For the entries that follow, tally the lines holding the string "output". Give the total and nothing else.

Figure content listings
*-*-*

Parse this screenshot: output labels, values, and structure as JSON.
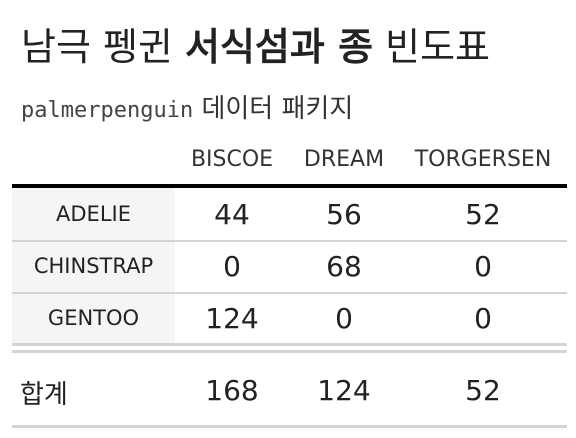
{
  "title": {
    "plain": "남극 펭귄 ",
    "bold": "서식섬과 종",
    "rest": " 빈도표"
  },
  "subtitle": {
    "mono": "palmerpenguin",
    "rest": " 데이터 패키지"
  },
  "table": {
    "columns": [
      "BISCOE",
      "DREAM",
      "TORGERSEN"
    ],
    "rows": [
      {
        "label": "ADELIE",
        "values": [
          "44",
          "56",
          "52"
        ]
      },
      {
        "label": "CHINSTRAP",
        "values": [
          "0",
          "68",
          "0"
        ]
      },
      {
        "label": "GENTOO",
        "values": [
          "124",
          "0",
          "0"
        ]
      }
    ],
    "summary": {
      "label": "합계",
      "values": [
        "168",
        "124",
        "52"
      ]
    }
  }
}
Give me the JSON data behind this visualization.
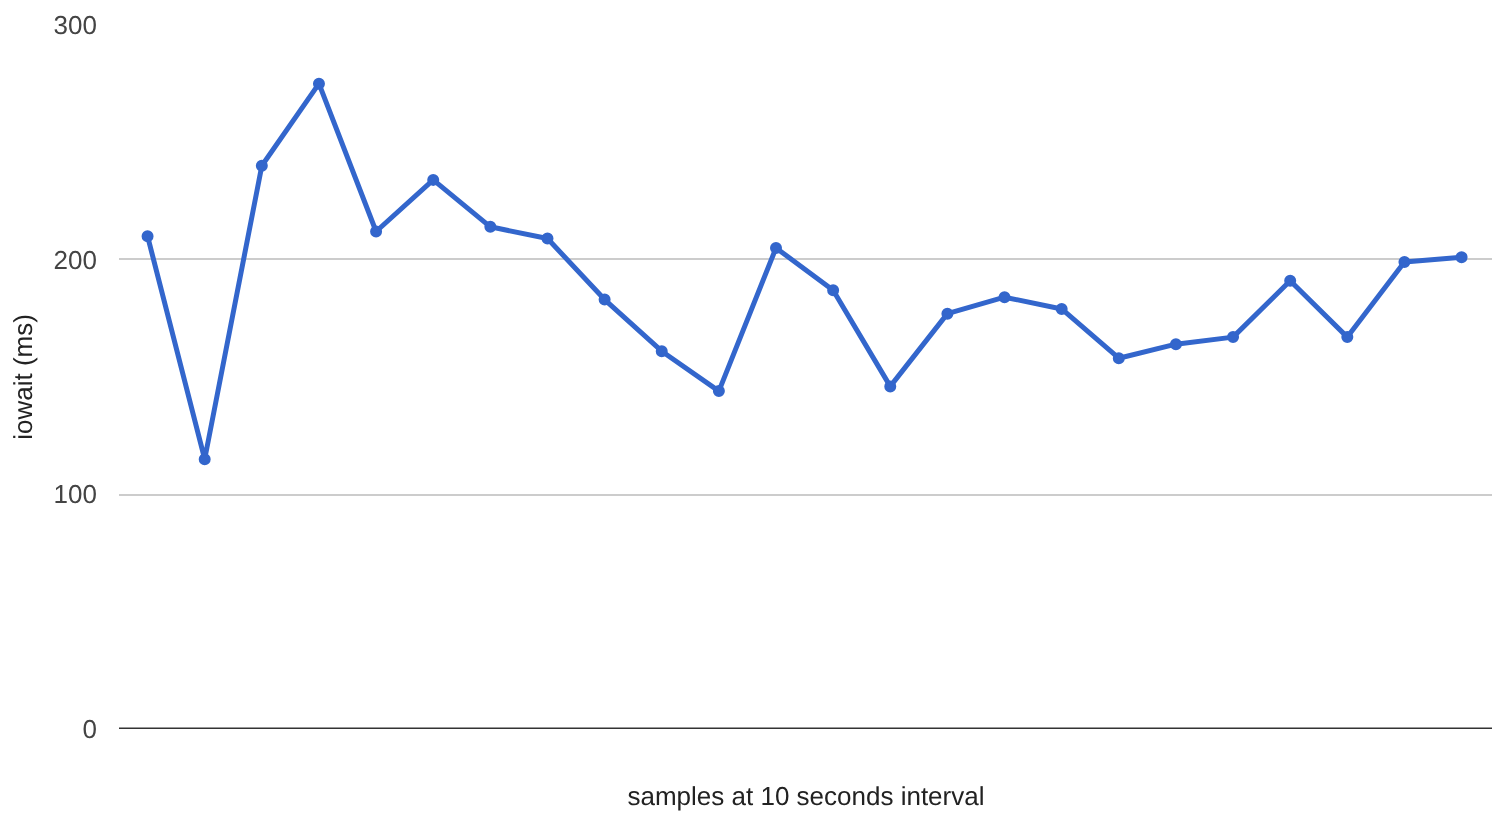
{
  "chart_data": {
    "type": "line",
    "xlabel": "samples at 10 seconds interval",
    "ylabel": "iowait (ms)",
    "categories": [
      null,
      null,
      null,
      null,
      null,
      null,
      null,
      null,
      null,
      null,
      null,
      null,
      null,
      null,
      null,
      null,
      null,
      null,
      null,
      null,
      null,
      null,
      null,
      null
    ],
    "series": [
      {
        "color": "#3366cc",
        "values": [
          210,
          115,
          240,
          275,
          212,
          234,
          214,
          209,
          183,
          161,
          144,
          205,
          187,
          146,
          177,
          184,
          179,
          158,
          164,
          167,
          191,
          167,
          199,
          201
        ]
      }
    ],
    "ylim": [
      0,
      300
    ],
    "yticks": [
      0,
      100,
      200,
      300
    ],
    "grid": "y",
    "tick_labels": "y",
    "marker": "circle",
    "line_style": "solid"
  }
}
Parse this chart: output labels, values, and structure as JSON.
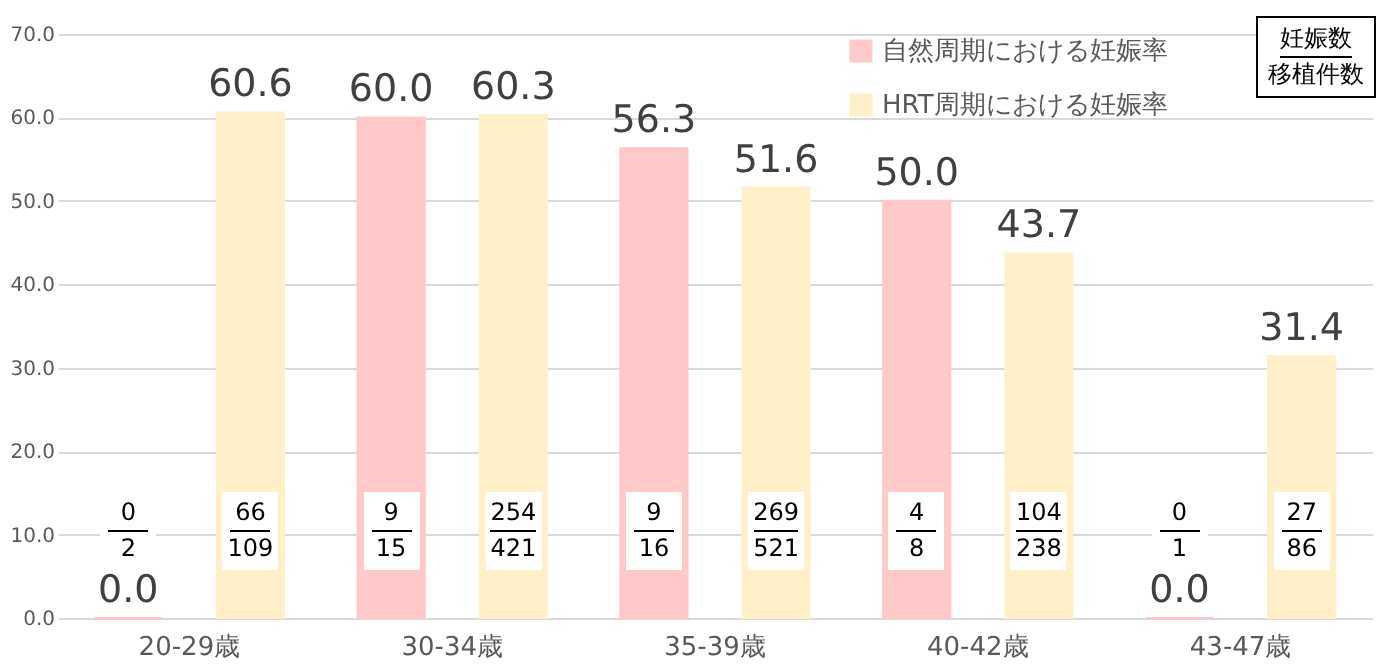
{
  "chart_data": {
    "type": "bar",
    "categories": [
      "20-29歳",
      "30-34歳",
      "35-39歳",
      "40-42歳",
      "43-47歳"
    ],
    "series": [
      {
        "name": "自然周期における妊娠率",
        "color": "#ffc9c9",
        "values": [
          0.0,
          60.0,
          56.3,
          50.0,
          0.0
        ],
        "value_labels": [
          "0.0",
          "60.0",
          "56.3",
          "50.0",
          "0.0"
        ]
      },
      {
        "name": "HRT周期における妊娠率",
        "color": "#fff0c9",
        "values": [
          60.6,
          60.3,
          51.6,
          43.7,
          31.4
        ],
        "value_labels": [
          "60.6",
          "60.3",
          "51.6",
          "43.7",
          "31.4"
        ]
      }
    ],
    "ylim": [
      0,
      70
    ],
    "yticks": [
      {
        "value": 0,
        "label": "0.0"
      },
      {
        "value": 10,
        "label": "10.0"
      },
      {
        "value": 20,
        "label": "20.0"
      },
      {
        "value": 30,
        "label": "30.0"
      },
      {
        "value": 40,
        "label": "40.0"
      },
      {
        "value": 50,
        "label": "50.0"
      },
      {
        "value": 60,
        "label": "60.0"
      },
      {
        "value": 70,
        "label": "70.0"
      }
    ],
    "grid": "y",
    "legend": "top right",
    "annotations": [
      "0\n2",
      "66\n109",
      "9\n15",
      "254\n421",
      "9\n16",
      "269\n521",
      "4\n8",
      "104\n238",
      "0\n1",
      "27\n86",
      "妊娠数",
      "移植件数"
    ]
  }
}
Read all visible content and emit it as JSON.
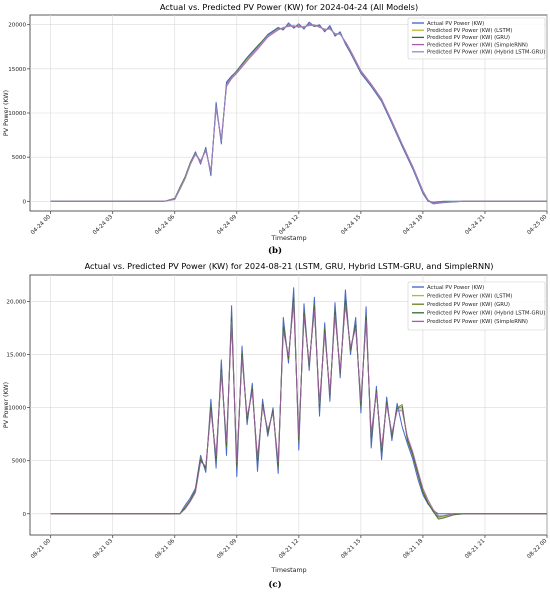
{
  "chart_data": [
    {
      "type": "line",
      "title": "Actual vs. Predicted PV Power (KW) for 2024-04-24 (All Models)",
      "xlabel": "Timestamp",
      "ylabel": "PV Power (KW)",
      "caption": "(b)",
      "grid": true,
      "legend_position": "top-right",
      "xlim_hours": [
        -1,
        24
      ],
      "ylim": [
        -1100,
        21100
      ],
      "x_ticks": [
        {
          "hour": 0,
          "label": "04-24 00"
        },
        {
          "hour": 3,
          "label": "04-24 03"
        },
        {
          "hour": 6,
          "label": "04-24 06"
        },
        {
          "hour": 9,
          "label": "04-24 09"
        },
        {
          "hour": 12,
          "label": "04-24 12"
        },
        {
          "hour": 15,
          "label": "04-24 15"
        },
        {
          "hour": 18,
          "label": "04-24 18"
        },
        {
          "hour": 21,
          "label": "04-24 21"
        },
        {
          "hour": 24,
          "label": "04-25 00"
        }
      ],
      "y_ticks": [
        {
          "value": 0,
          "label": "0"
        },
        {
          "value": 5000,
          "label": "5000"
        },
        {
          "value": 10000,
          "label": "10000"
        },
        {
          "value": 15000,
          "label": "15000"
        },
        {
          "value": 20000,
          "label": "20000"
        }
      ],
      "x": [
        0,
        5.5,
        6.0,
        6.25,
        6.5,
        6.75,
        7.0,
        7.25,
        7.5,
        7.75,
        8.0,
        8.25,
        8.5,
        8.75,
        9.0,
        9.5,
        10.0,
        10.5,
        11.0,
        11.25,
        11.5,
        11.75,
        12.0,
        12.25,
        12.5,
        12.75,
        13.0,
        13.25,
        13.5,
        13.75,
        14.0,
        14.25,
        14.5,
        15.0,
        15.5,
        16.0,
        16.5,
        17.0,
        17.5,
        17.75,
        18.0,
        18.25,
        18.5,
        19.0,
        20.0,
        24.0
      ],
      "series": [
        {
          "name": "Actual PV Power (KW)",
          "color": "#4060c8",
          "values": [
            0,
            0,
            300,
            1500,
            2700,
            4300,
            5600,
            4200,
            6100,
            2900,
            11200,
            6500,
            13500,
            14200,
            14700,
            16200,
            17500,
            18900,
            19700,
            19400,
            20200,
            19600,
            20100,
            19500,
            20300,
            19800,
            20000,
            19200,
            19900,
            18700,
            19200,
            17800,
            16800,
            14500,
            13000,
            11300,
            8800,
            6200,
            3700,
            2300,
            900,
            0,
            -100,
            0,
            0,
            0
          ]
        },
        {
          "name": "Predicted PV Power (KW) (LSTM)",
          "color": "#b5ba2c",
          "values": [
            0,
            0,
            250,
            1300,
            2500,
            4100,
            5400,
            4500,
            5800,
            3300,
            10700,
            6900,
            13100,
            14000,
            14600,
            16000,
            17300,
            18700,
            19500,
            19600,
            19900,
            19800,
            19800,
            19700,
            20000,
            19900,
            19800,
            19400,
            19600,
            18900,
            19000,
            18000,
            17000,
            14700,
            13200,
            11500,
            9000,
            6400,
            3900,
            2500,
            1100,
            100,
            -250,
            -100,
            0,
            0
          ]
        },
        {
          "name": "Predicted PV Power (KW) (GRU)",
          "color": "#2f6a36",
          "values": [
            0,
            0,
            350,
            1600,
            2800,
            4400,
            5500,
            4400,
            6000,
            3100,
            10900,
            6700,
            13300,
            14100,
            14800,
            16300,
            17600,
            18800,
            19600,
            19500,
            20000,
            19700,
            19900,
            19600,
            20100,
            19800,
            19900,
            19300,
            19700,
            18800,
            19100,
            17900,
            16900,
            14600,
            13100,
            11400,
            8900,
            6300,
            3800,
            2400,
            1000,
            50,
            -300,
            -150,
            0,
            0
          ]
        },
        {
          "name": "Predicted PV Power (KW) (SimpleRNN)",
          "color": "#a65bb0",
          "values": [
            0,
            0,
            200,
            1400,
            2600,
            4200,
            5300,
            4600,
            5700,
            3400,
            10500,
            7100,
            13000,
            13900,
            14500,
            15900,
            17200,
            18600,
            19400,
            19700,
            19800,
            19900,
            19700,
            19800,
            19900,
            20000,
            19700,
            19500,
            19500,
            19000,
            18900,
            18100,
            17100,
            14800,
            13300,
            11600,
            9100,
            6500,
            4000,
            2600,
            1200,
            150,
            -200,
            -50,
            0,
            0
          ]
        },
        {
          "name": "Predicted PV Power (KW) (Hybrid LSTM-GRU)",
          "color": "#9a86cf",
          "values": [
            0,
            0,
            280,
            1450,
            2650,
            4250,
            5450,
            4350,
            5900,
            3200,
            10800,
            6800,
            13200,
            14050,
            14650,
            16100,
            17400,
            18750,
            19550,
            19550,
            19950,
            19750,
            19850,
            19650,
            20050,
            19850,
            19850,
            19350,
            19650,
            18850,
            19050,
            17950,
            16950,
            14650,
            13150,
            11450,
            8950,
            6350,
            3850,
            2450,
            1050,
            80,
            -280,
            -120,
            0,
            0
          ]
        }
      ]
    },
    {
      "type": "line",
      "title": "Actual vs. Predicted PV Power (KW) for 2024-08-21 (LSTM, GRU, Hybrid LSTM-GRU, and SimpleRNN)",
      "xlabel": "Timestamp",
      "ylabel": "PV Power (KW)",
      "caption": "(c)",
      "grid": true,
      "legend_position": "top-right",
      "xlim_hours": [
        -1,
        24
      ],
      "ylim": [
        -2000,
        22500
      ],
      "x_ticks": [
        {
          "hour": 0,
          "label": "08-21 00"
        },
        {
          "hour": 3,
          "label": "08-21 03"
        },
        {
          "hour": 6,
          "label": "08-21 06"
        },
        {
          "hour": 9,
          "label": "08-21 09"
        },
        {
          "hour": 12,
          "label": "08-21 12"
        },
        {
          "hour": 15,
          "label": "08-21 15"
        },
        {
          "hour": 18,
          "label": "08-21 18"
        },
        {
          "hour": 21,
          "label": "08-21 21"
        },
        {
          "hour": 24,
          "label": "08-22 00"
        }
      ],
      "y_ticks": [
        {
          "value": 0,
          "label": "0"
        },
        {
          "value": 5000,
          "label": "5000"
        },
        {
          "value": 10000,
          "label": "10000"
        },
        {
          "value": 15000,
          "label": "15,000"
        },
        {
          "value": 20000,
          "label": "20,000"
        }
      ],
      "x": [
        0,
        6.25,
        6.5,
        6.75,
        7.0,
        7.25,
        7.5,
        7.75,
        8.0,
        8.25,
        8.5,
        8.75,
        9.0,
        9.25,
        9.5,
        9.75,
        10.0,
        10.25,
        10.5,
        10.75,
        11.0,
        11.25,
        11.5,
        11.75,
        12.0,
        12.25,
        12.5,
        12.75,
        13.0,
        13.25,
        13.5,
        13.75,
        14.0,
        14.25,
        14.5,
        14.75,
        15.0,
        15.25,
        15.5,
        15.75,
        16.0,
        16.25,
        16.5,
        16.75,
        17.0,
        17.25,
        17.5,
        17.75,
        18.0,
        18.25,
        18.5,
        18.75,
        19.0,
        19.5,
        20.0,
        24.0
      ],
      "series": [
        {
          "name": "Actual PV Power (KW)",
          "color": "#4060c8",
          "values": [
            0,
            0,
            800,
            1500,
            2400,
            5500,
            3900,
            10800,
            4300,
            14500,
            5500,
            19600,
            3500,
            15800,
            8400,
            12300,
            4000,
            10800,
            7300,
            10000,
            3800,
            18500,
            14200,
            21300,
            6000,
            19800,
            13500,
            20400,
            9200,
            18000,
            10600,
            19900,
            12800,
            21100,
            15000,
            18500,
            9500,
            19500,
            6200,
            12000,
            5100,
            11000,
            6900,
            10400,
            8200,
            6600,
            5200,
            3300,
            1800,
            900,
            300,
            0,
            0,
            0,
            0,
            0
          ]
        },
        {
          "name": "Predicted PV Power (KW) (LSTM)",
          "color": "#b5ba2c",
          "values": [
            0,
            0,
            500,
            1200,
            2100,
            5000,
            4400,
            9900,
            5300,
            13500,
            6600,
            18300,
            4700,
            14900,
            9000,
            11600,
            5100,
            10200,
            7800,
            9600,
            4700,
            17400,
            14800,
            20100,
            7100,
            18800,
            14100,
            19400,
            10200,
            17200,
            11300,
            18900,
            13400,
            19900,
            15600,
            17700,
            10400,
            18400,
            7300,
            11500,
            6000,
            10400,
            7500,
            9800,
            9900,
            7100,
            5600,
            3900,
            2200,
            1100,
            300,
            -400,
            -300,
            -100,
            0,
            0
          ]
        },
        {
          "name": "Predicted PV Power (KW) (GRU)",
          "color": "#6b7d1f",
          "values": [
            0,
            0,
            600,
            1300,
            2200,
            5200,
            4200,
            10200,
            5000,
            13800,
            6300,
            18700,
            4400,
            15200,
            8800,
            11800,
            4800,
            10400,
            7600,
            9800,
            4400,
            17800,
            14600,
            20500,
            6800,
            19100,
            13900,
            19700,
            9900,
            17500,
            11100,
            19200,
            13200,
            20300,
            15400,
            17900,
            10100,
            18700,
            7000,
            11700,
            5700,
            10600,
            7300,
            10000,
            10300,
            6900,
            5500,
            3700,
            2000,
            1000,
            200,
            -300,
            -200,
            0,
            0,
            0
          ]
        },
        {
          "name": "Predicted PV Power (KW) (Hybrid LSTM-GRU)",
          "color": "#2f6a36",
          "values": [
            0,
            0,
            550,
            1250,
            2150,
            5100,
            4300,
            10000,
            5200,
            13600,
            6500,
            18500,
            4600,
            15000,
            8900,
            11700,
            5000,
            10300,
            7700,
            9700,
            4600,
            17600,
            14700,
            20300,
            7000,
            18900,
            14000,
            19500,
            10100,
            17300,
            11200,
            19000,
            13300,
            20100,
            15500,
            17800,
            10300,
            18500,
            7200,
            11600,
            5900,
            10500,
            7400,
            9900,
            10100,
            7000,
            5700,
            3800,
            2100,
            1000,
            200,
            -500,
            -400,
            -100,
            0,
            0
          ]
        },
        {
          "name": "Predicted PV Power (KW) (SimpleRNN)",
          "color": "#a65bb0",
          "values": [
            0,
            0,
            450,
            1150,
            2000,
            4900,
            4500,
            9700,
            5500,
            13300,
            6800,
            18100,
            4900,
            14700,
            9200,
            11500,
            5300,
            10100,
            7900,
            9500,
            4900,
            17200,
            14900,
            19900,
            7300,
            18600,
            14200,
            19200,
            10400,
            17000,
            11400,
            18700,
            13500,
            19700,
            15700,
            17500,
            10600,
            18200,
            7500,
            11400,
            6200,
            10300,
            7600,
            9700,
            9700,
            7300,
            5900,
            4100,
            2400,
            1300,
            400,
            -200,
            -200,
            0,
            0,
            0
          ]
        }
      ]
    }
  ]
}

*-*-*

» **Completed exercise**:
2